**Exercise instructions:** Transcribe every line exactly and omit anything that is a picture.

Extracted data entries
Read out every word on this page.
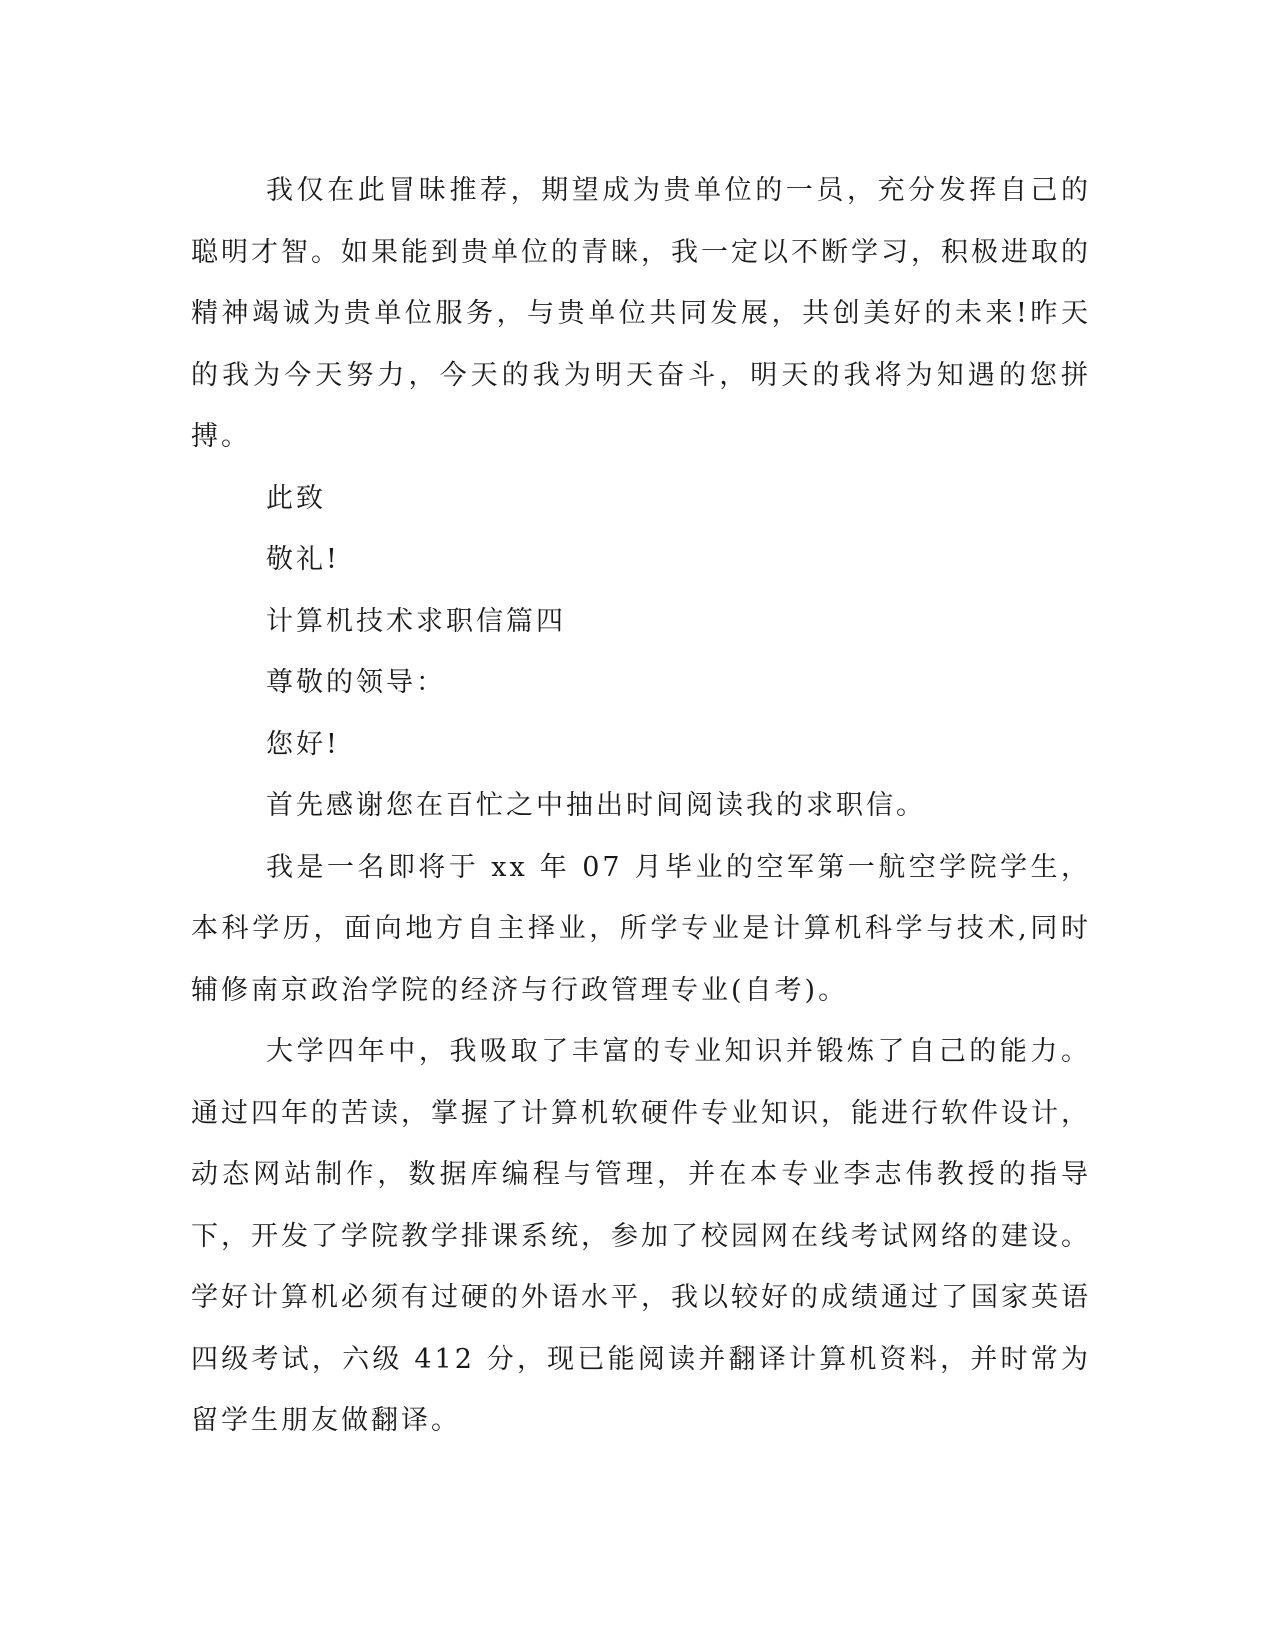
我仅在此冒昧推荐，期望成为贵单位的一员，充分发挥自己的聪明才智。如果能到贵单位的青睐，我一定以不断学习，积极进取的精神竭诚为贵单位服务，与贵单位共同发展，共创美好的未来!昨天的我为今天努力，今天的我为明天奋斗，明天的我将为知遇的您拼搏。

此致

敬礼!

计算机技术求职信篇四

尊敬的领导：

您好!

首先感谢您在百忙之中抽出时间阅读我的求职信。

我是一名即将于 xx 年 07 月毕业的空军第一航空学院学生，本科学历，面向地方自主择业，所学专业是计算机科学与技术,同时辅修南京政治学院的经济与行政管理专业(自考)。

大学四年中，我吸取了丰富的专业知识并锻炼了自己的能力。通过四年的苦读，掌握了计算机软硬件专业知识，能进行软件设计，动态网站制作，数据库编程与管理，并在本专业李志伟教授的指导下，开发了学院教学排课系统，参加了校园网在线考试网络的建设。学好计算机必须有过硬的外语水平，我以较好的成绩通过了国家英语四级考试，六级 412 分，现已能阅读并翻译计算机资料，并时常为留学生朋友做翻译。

**Correct result:**
Read out every word on this page.
我仅在此冒昧推荐，期望成为贵单位的一员，充分发挥自己的聪明才智。如果能到贵单位的青睐，我一定以不断学习，积极进取的精神竭诚为贵单位服务，与贵单位共同发展，共创美好的未来!昨天的我为今天努力，今天的我为明天奋斗，明天的我将为知遇的您拼搏。

此致

敬礼!

计算机技术求职信篇四

尊敬的领导：

您好!

首先感谢您在百忙之中抽出时间阅读我的求职信。

我是一名即将于 xx 年 07 月毕业的空军第一航空学院学生，本科学历，面向地方自主择业，所学专业是计算机科学与技术,同时辅修南京政治学院的经济与行政管理专业(自考)。

大学四年中，我吸取了丰富的专业知识并锻炼了自己的能力。通过四年的苦读，掌握了计算机软硬件专业知识，能进行软件设计，动态网站制作，数据库编程与管理，并在本专业李志伟教授的指导下，开发了学院教学排课系统，参加了校园网在线考试网络的建设。学好计算机必须有过硬的外语水平，我以较好的成绩通过了国家英语四级考试，六级 412 分，现已能阅读并翻译计算机资料，并时常为留学生朋友做翻译。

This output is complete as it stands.